▶ AIM
Leave out every picture, and output exactly the lines from the line containing "Output the underlying" through the last line of the data.

Records from a collection of figures:
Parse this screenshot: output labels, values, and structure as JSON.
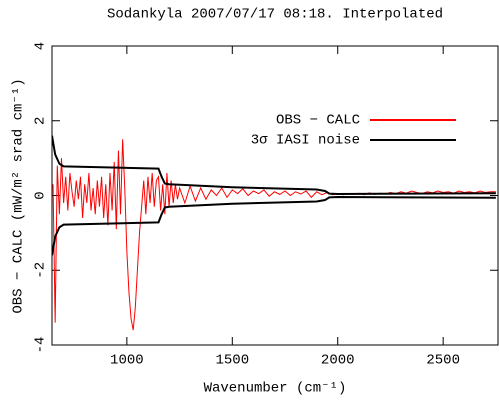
{
  "chart_data": {
    "type": "line",
    "title": "Sodankyla 2007/07/17 08:18. Interpolated",
    "x_label": "Wavenumber (cm⁻¹)",
    "y_label": "OBS − CALC (mW/m² srad cm⁻¹)",
    "xlim": [
      645,
      2760
    ],
    "ylim": [
      -4,
      4
    ],
    "xticks": [
      1000,
      1500,
      2000,
      2500
    ],
    "yticks": [
      -4,
      -2,
      0,
      2,
      4
    ],
    "legend": "upper right",
    "series": [
      {
        "name": "OBS − CALC",
        "color": "#ff0000",
        "x": [
          650,
          660,
          670,
          680,
          690,
          700,
          710,
          720,
          730,
          740,
          750,
          760,
          770,
          780,
          790,
          800,
          810,
          820,
          830,
          840,
          850,
          860,
          870,
          880,
          890,
          900,
          910,
          920,
          930,
          940,
          950,
          960,
          970,
          980,
          990,
          1000,
          1010,
          1020,
          1030,
          1040,
          1050,
          1060,
          1070,
          1080,
          1090,
          1100,
          1110,
          1120,
          1130,
          1140,
          1150,
          1160,
          1170,
          1180,
          1190,
          1200,
          1210,
          1220,
          1230,
          1240,
          1250,
          1275,
          1300,
          1325,
          1350,
          1375,
          1400,
          1425,
          1450,
          1475,
          1500,
          1525,
          1550,
          1575,
          1600,
          1625,
          1650,
          1675,
          1700,
          1725,
          1750,
          1775,
          1800,
          1825,
          1850,
          1875,
          1900,
          1925,
          1950,
          1975,
          2000,
          2025,
          2050,
          2075,
          2100,
          2125,
          2150,
          2175,
          2200,
          2225,
          2250,
          2275,
          2300,
          2325,
          2350,
          2375,
          2400,
          2425,
          2450,
          2475,
          2500,
          2525,
          2550,
          2575,
          2600,
          2625,
          2650,
          2675,
          2700,
          2725,
          2750
        ],
        "values": [
          0.3,
          -3.4,
          0.8,
          -0.5,
          1.0,
          -0.2,
          0.5,
          -0.4,
          0.6,
          0.1,
          -0.3,
          0.4,
          -0.1,
          0.5,
          -0.6,
          0.3,
          -0.2,
          0.6,
          -0.4,
          0.2,
          -0.5,
          0.4,
          -0.3,
          0.5,
          -0.6,
          0.3,
          -0.8,
          0.6,
          -0.4,
          0.9,
          -0.9,
          1.2,
          -0.5,
          1.5,
          0.2,
          -1.5,
          -2.6,
          -3.3,
          -3.6,
          -3.0,
          -2.0,
          -1.0,
          -0.3,
          0.4,
          -0.5,
          0.5,
          -0.2,
          0.6,
          -0.3,
          0.4,
          0.5,
          -0.4,
          0.3,
          -0.5,
          0.6,
          -0.3,
          0.4,
          -0.2,
          0.3,
          -0.1,
          0.2,
          -0.2,
          0.25,
          -0.15,
          0.2,
          -0.1,
          0.15,
          0,
          0.2,
          -0.05,
          0.15,
          0.05,
          0.18,
          0,
          0.12,
          0.05,
          0.15,
          -0.02,
          0.1,
          0.03,
          0.12,
          0,
          0.1,
          0.04,
          0.12,
          -0.05,
          0.1,
          0.02,
          0.08,
          0.02,
          0.05,
          0.02,
          0.05,
          0.03,
          0.06,
          0.02,
          0.07,
          0.03,
          0.06,
          0.04,
          0.08,
          0.05,
          0.1,
          0.06,
          0.12,
          0.08,
          0.05,
          0.1,
          0.07,
          0.12,
          0.08,
          0.1,
          0.06,
          0.12,
          0.08,
          0.1,
          0.07,
          0.12,
          0.08,
          0.1,
          0.1
        ]
      },
      {
        "name": "3σ IASI noise",
        "color": "#000000",
        "mirror": true,
        "x": [
          645,
          660,
          680,
          700,
          1150,
          1165,
          1180,
          1200,
          1500,
          1900,
          1940,
          1960,
          2000,
          2750
        ],
        "values": [
          1.6,
          1.1,
          0.85,
          0.78,
          0.72,
          0.5,
          0.32,
          0.3,
          0.22,
          0.16,
          0.12,
          0.05,
          0.04,
          0.06
        ]
      }
    ]
  }
}
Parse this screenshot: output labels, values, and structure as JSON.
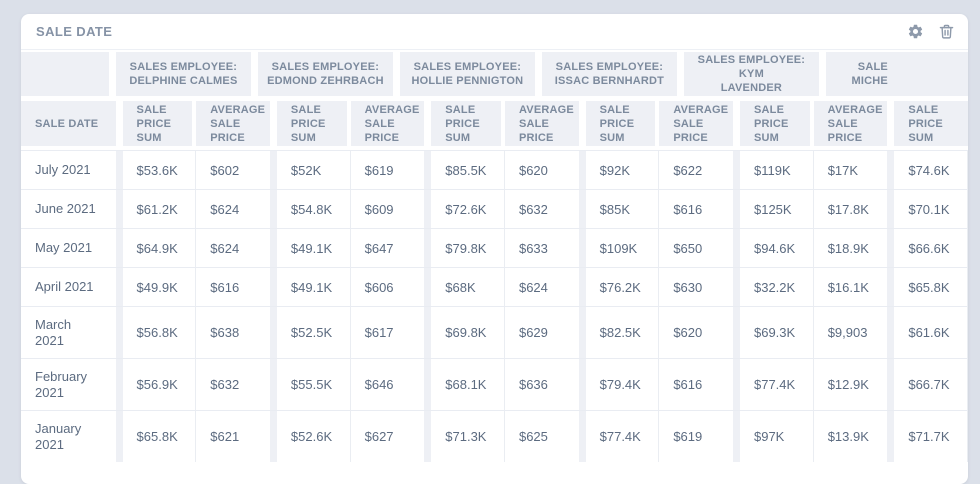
{
  "colors": {
    "page_bg": "#dbe0e9",
    "card_bg": "#ffffff",
    "header_chip_bg": "#eef0f5",
    "header_text": "#7c8a9d",
    "data_text": "#5c6b80",
    "icon": "#8e9aab",
    "title_text": "#8693a6"
  },
  "widget": {
    "title": "SALE DATE",
    "toolbar": [
      {
        "icon": "gear-icon"
      },
      {
        "icon": "trash-icon"
      }
    ]
  },
  "table": {
    "row_header_label": "SALE DATE",
    "groups": [
      {
        "label": "SALES EMPLOYEE:\nDELPHINE CALMES",
        "truncated": false,
        "sub_columns": [
          "SALE\nPRICE\nSUM",
          "AVERAGE\nSALE\nPRICE"
        ]
      },
      {
        "label": "SALES EMPLOYEE:\nEDMOND ZEHRBACH",
        "truncated": false,
        "sub_columns": [
          "SALE\nPRICE\nSUM",
          "AVERAGE\nSALE\nPRICE"
        ]
      },
      {
        "label": "SALES EMPLOYEE:\nHOLLIE PENNIGTON",
        "truncated": false,
        "sub_columns": [
          "SALE\nPRICE\nSUM",
          "AVERAGE\nSALE\nPRICE"
        ]
      },
      {
        "label": "SALES EMPLOYEE:\nISSAC BERNHARDT",
        "truncated": false,
        "sub_columns": [
          "SALE\nPRICE\nSUM",
          "AVERAGE\nSALE\nPRICE"
        ]
      },
      {
        "label": "SALES EMPLOYEE: KYM\nLAVENDER",
        "truncated": false,
        "sub_columns": [
          "SALE\nPRICE\nSUM",
          "AVERAGE\nSALE\nPRICE"
        ]
      },
      {
        "label": "SALE\nMICHE",
        "truncated": true,
        "sub_columns": [
          "SALE\nPRICE\nSUM"
        ]
      }
    ],
    "rows": [
      {
        "date": "July 2021",
        "cells": [
          "$53.6K",
          "$602",
          "$52K",
          "$619",
          "$85.5K",
          "$620",
          "$92K",
          "$622",
          "$119K",
          "$17K",
          "$74.6K"
        ]
      },
      {
        "date": "June 2021",
        "cells": [
          "$61.2K",
          "$624",
          "$54.8K",
          "$609",
          "$72.6K",
          "$632",
          "$85K",
          "$616",
          "$125K",
          "$17.8K",
          "$70.1K"
        ]
      },
      {
        "date": "May 2021",
        "cells": [
          "$64.9K",
          "$624",
          "$49.1K",
          "$647",
          "$79.8K",
          "$633",
          "$109K",
          "$650",
          "$94.6K",
          "$18.9K",
          "$66.6K"
        ]
      },
      {
        "date": "April 2021",
        "cells": [
          "$49.9K",
          "$616",
          "$49.1K",
          "$606",
          "$68K",
          "$624",
          "$76.2K",
          "$630",
          "$32.2K",
          "$16.1K",
          "$65.8K"
        ]
      },
      {
        "date": "March\n2021",
        "cells": [
          "$56.8K",
          "$638",
          "$52.5K",
          "$617",
          "$69.8K",
          "$629",
          "$82.5K",
          "$620",
          "$69.3K",
          "$9,903",
          "$61.6K"
        ]
      },
      {
        "date": "February\n2021",
        "cells": [
          "$56.9K",
          "$632",
          "$55.5K",
          "$646",
          "$68.1K",
          "$636",
          "$79.4K",
          "$616",
          "$77.4K",
          "$12.9K",
          "$66.7K"
        ]
      },
      {
        "date": "January\n2021",
        "cells": [
          "$65.8K",
          "$621",
          "$52.6K",
          "$627",
          "$71.3K",
          "$625",
          "$77.4K",
          "$619",
          "$97K",
          "$13.9K",
          "$71.7K"
        ]
      }
    ]
  }
}
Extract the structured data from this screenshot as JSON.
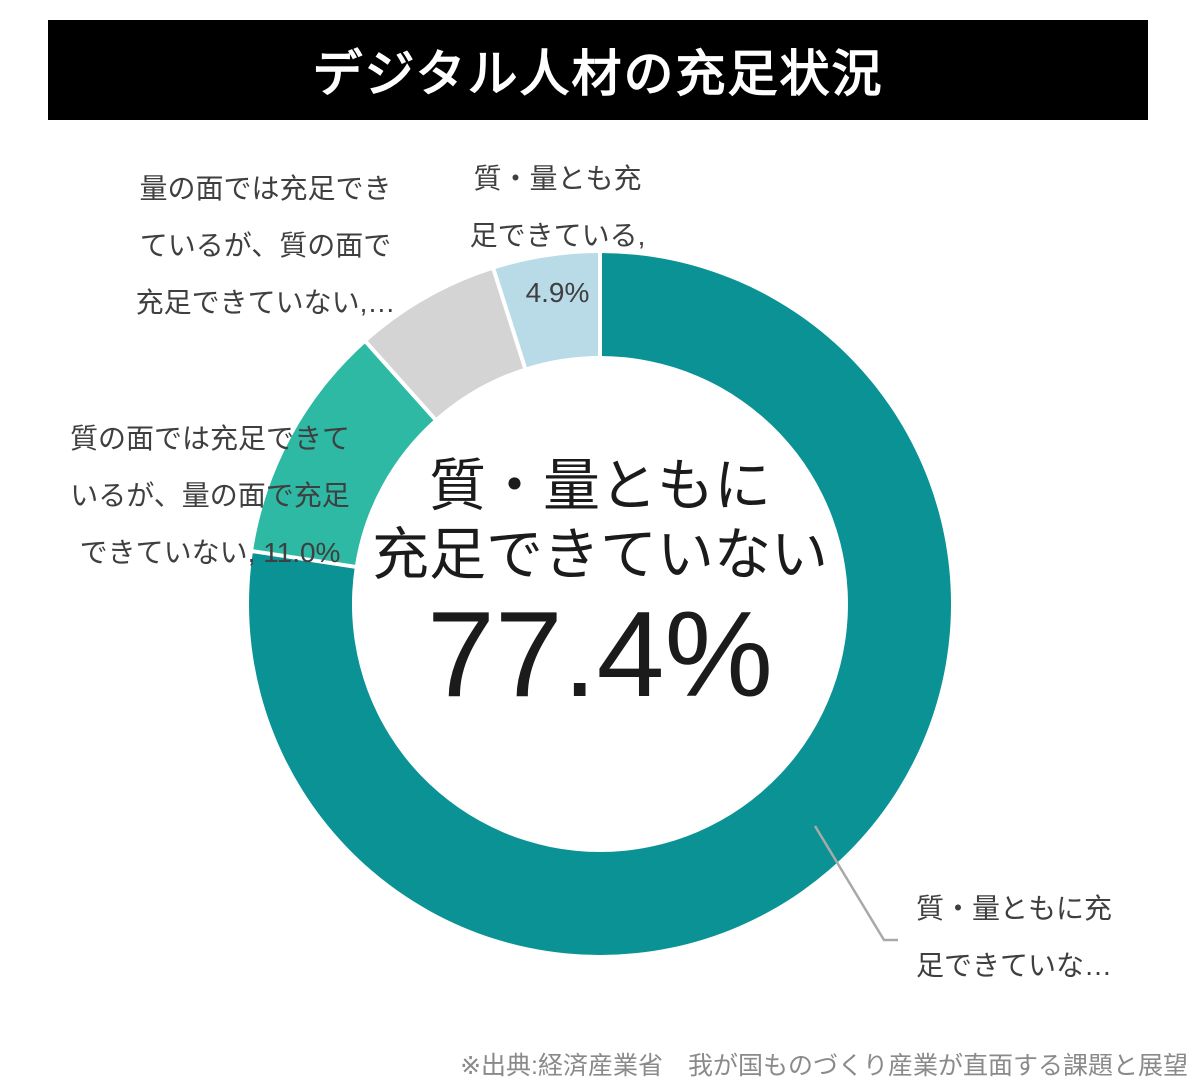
{
  "header": {
    "title": "デジタル人材の充足状況"
  },
  "chart_data": {
    "type": "pie",
    "subtype": "donut",
    "title": "デジタル人材の充足状況",
    "unit": "%",
    "start_angle_deg": 0,
    "direction": "clockwise",
    "legend_position": "none",
    "segments": [
      {
        "label": "質・量ともに充足できていない",
        "value": 77.4,
        "color": "#0A9294"
      },
      {
        "label": "質の面では充足できているが、量の面で充足できていない",
        "value": 11.0,
        "color": "#2EB9A5"
      },
      {
        "label": "量の面では充足できているが、質の面で充足できていない",
        "value": 6.7,
        "color": "#D4D4D4"
      },
      {
        "label": "質・量とも充足できている",
        "value": 4.9,
        "color": "#B9DBE7"
      }
    ],
    "center_text": {
      "line1": "質・量ともに",
      "line2": "充足できていない",
      "value": "77.4%"
    }
  },
  "callouts": {
    "quantity_sufficient": {
      "line1": "量の面では充足でき",
      "line2": "ているが、質の面で",
      "line3": "充足できていない,…"
    },
    "both_sufficient": {
      "line1": "質・量とも充",
      "line2": "足できている,",
      "line3": "4.9%"
    },
    "quality_sufficient": {
      "line1": "質の面では充足できて",
      "line2": "いるが、量の面で充足",
      "line3": "できていない, 11.0%"
    },
    "both_insufficient": {
      "line1": "質・量ともに充",
      "line2": "足できていな…"
    }
  },
  "source": "※出典:経済産業省　我が国ものづくり産業が直面する課題と展望",
  "colors": {
    "page_bg": "#ffffff",
    "title_bg": "#000000",
    "title_text": "#ffffff",
    "label_text": "#3f3f3f",
    "center_text": "#1b1b1b",
    "source_text": "#8a8a8a",
    "leader_line": "#a9a9a9",
    "divider": "#ffffff"
  }
}
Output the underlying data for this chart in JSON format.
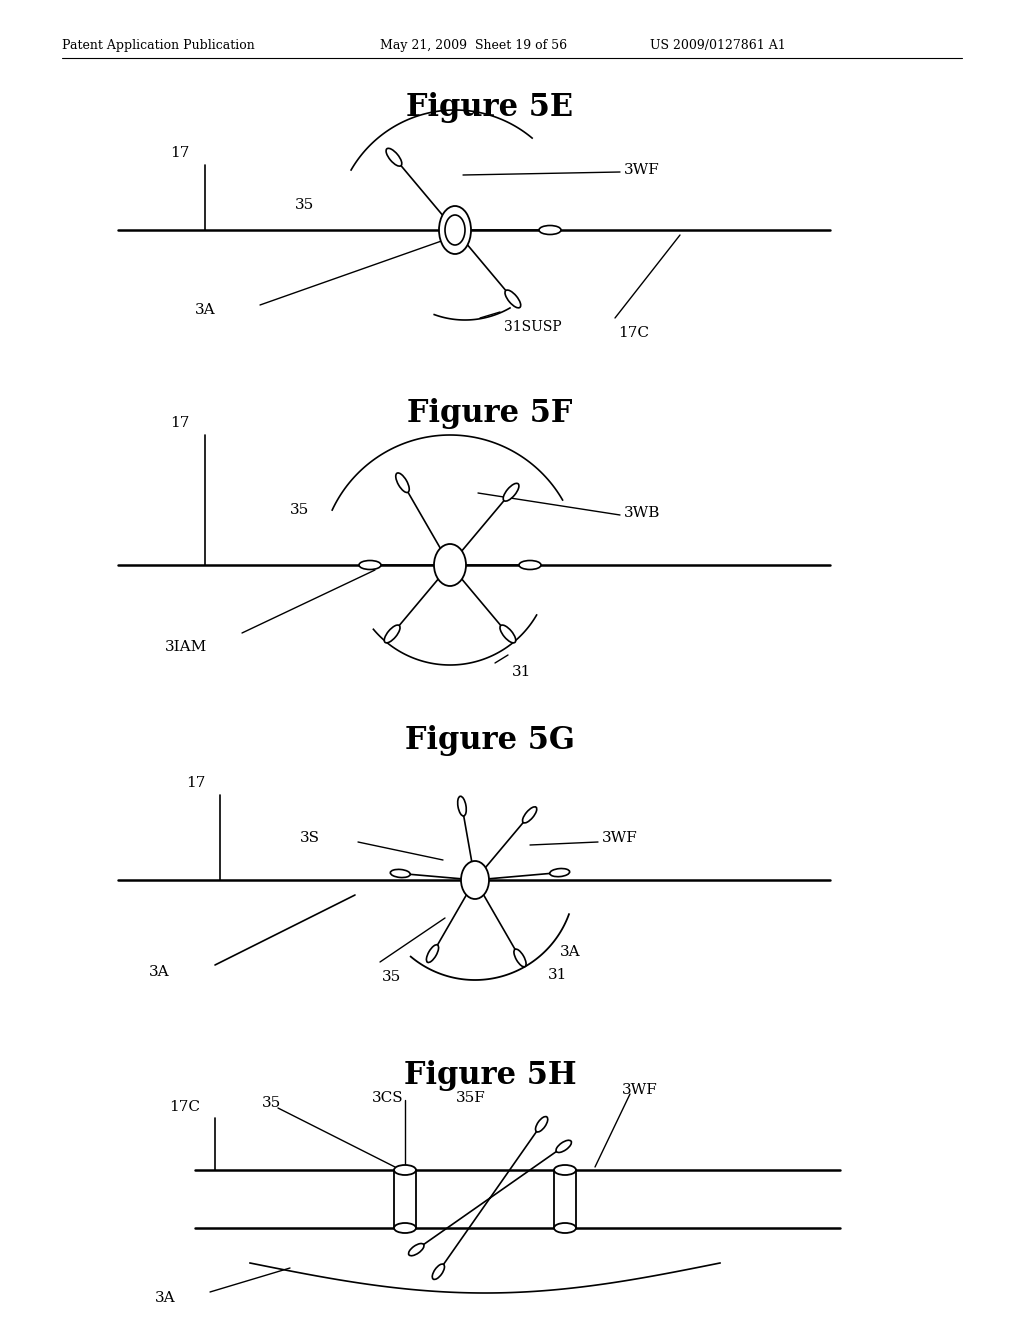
{
  "bg_color": "#ffffff",
  "header_left": "Patent Application Publication",
  "header_mid": "May 21, 2009  Sheet 19 of 56",
  "header_right": "US 2009/0127861 A1",
  "fig5e_title": "Figure 5E",
  "fig5f_title": "Figure 5F",
  "fig5g_title": "Figure 5G",
  "fig5h_title": "Figure 5H",
  "title_fontsize": 22,
  "label_fontsize": 11
}
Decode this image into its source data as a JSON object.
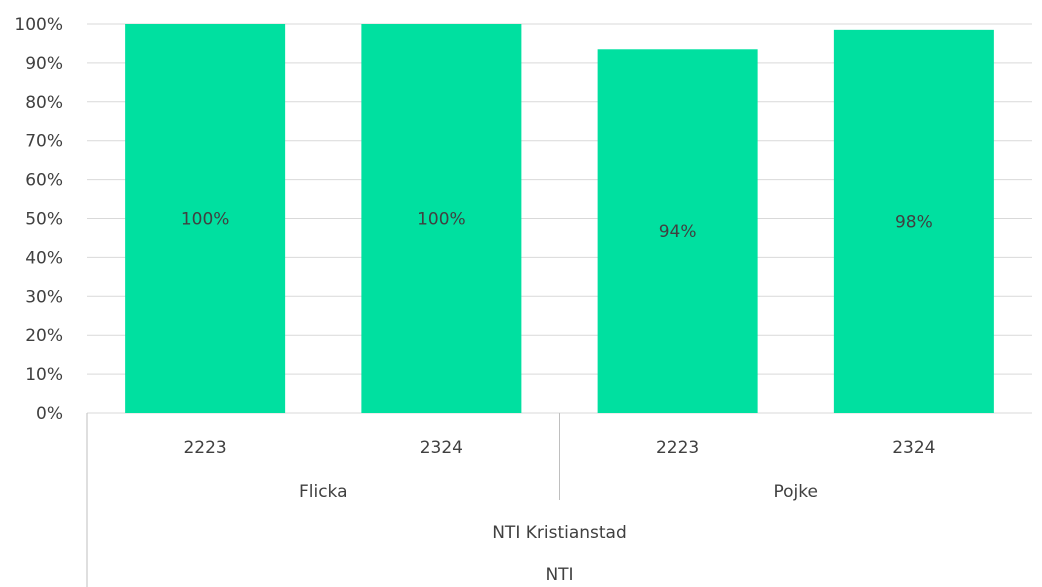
{
  "chart_data": {
    "type": "bar",
    "categories": [
      {
        "year": "2223",
        "gender": "Flicka"
      },
      {
        "year": "2324",
        "gender": "Flicka"
      },
      {
        "year": "2223",
        "gender": "Pojke"
      },
      {
        "year": "2324",
        "gender": "Pojke"
      }
    ],
    "category_groups": {
      "level2": [
        "Flicka",
        "Pojke"
      ],
      "level3": "NTI Kristianstad",
      "level4": "NTI"
    },
    "values": [
      1.0,
      1.0,
      0.935,
      0.985
    ],
    "data_labels": [
      "100%",
      "100%",
      "94%",
      "98%"
    ],
    "ylim": [
      0,
      1
    ],
    "y_ticks": [
      "0%",
      "10%",
      "20%",
      "30%",
      "40%",
      "50%",
      "60%",
      "70%",
      "80%",
      "90%",
      "100%"
    ],
    "y_tick_values": [
      0,
      0.1,
      0.2,
      0.3,
      0.4,
      0.5,
      0.6,
      0.7,
      0.8,
      0.9,
      1.0
    ],
    "grid": true,
    "legend": "none",
    "bar_color": "#00E0A0",
    "grid_color": "#D9D9D9",
    "text_color": "#404040",
    "title": "",
    "xlabel": "",
    "ylabel": ""
  }
}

▶ COMPLETED TASK
Output the underlying data for this chart in JSON format.
{
  "bg_color": "#ffffff",
  "header_left": "Patent Application Publication",
  "header_mid": "May 21, 2009  Sheet 19 of 56",
  "header_right": "US 2009/0127861 A1",
  "fig5e_title": "Figure 5E",
  "fig5f_title": "Figure 5F",
  "fig5g_title": "Figure 5G",
  "fig5h_title": "Figure 5H",
  "title_fontsize": 22,
  "label_fontsize": 11
}
Decode this image into its source data as a JSON object.
{
  "chart_data": {
    "type": "bar",
    "categories": [
      {
        "year": "2223",
        "gender": "Flicka"
      },
      {
        "year": "2324",
        "gender": "Flicka"
      },
      {
        "year": "2223",
        "gender": "Pojke"
      },
      {
        "year": "2324",
        "gender": "Pojke"
      }
    ],
    "category_groups": {
      "level2": [
        "Flicka",
        "Pojke"
      ],
      "level3": "NTI Kristianstad",
      "level4": "NTI"
    },
    "values": [
      1.0,
      1.0,
      0.935,
      0.985
    ],
    "data_labels": [
      "100%",
      "100%",
      "94%",
      "98%"
    ],
    "ylim": [
      0,
      1
    ],
    "y_ticks": [
      "0%",
      "10%",
      "20%",
      "30%",
      "40%",
      "50%",
      "60%",
      "70%",
      "80%",
      "90%",
      "100%"
    ],
    "y_tick_values": [
      0,
      0.1,
      0.2,
      0.3,
      0.4,
      0.5,
      0.6,
      0.7,
      0.8,
      0.9,
      1.0
    ],
    "grid": true,
    "legend": "none",
    "bar_color": "#00E0A0",
    "grid_color": "#D9D9D9",
    "text_color": "#404040",
    "title": "",
    "xlabel": "",
    "ylabel": ""
  }
}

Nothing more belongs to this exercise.